(Records contained in a dataset)

-- START --

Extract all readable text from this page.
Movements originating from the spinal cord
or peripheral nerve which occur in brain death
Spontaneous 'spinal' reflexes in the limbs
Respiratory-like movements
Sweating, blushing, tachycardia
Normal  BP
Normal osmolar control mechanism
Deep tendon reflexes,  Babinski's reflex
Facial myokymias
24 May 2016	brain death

-- END --

Directions for this task: Send back each record exactly as it stands.

Response to this task:
Extract all readable text from this page.
Movements originating from the spinal cord
or peripheral nerve which occur in brain death
Spontaneous 'spinal' reflexes in the limbs
Respiratory-like movements
Sweating, blushing, tachycardia
Normal  BP
Normal osmolar control mechanism
Deep tendon reflexes,  Babinski's reflex
Facial myokymias
24 May 2016	brain death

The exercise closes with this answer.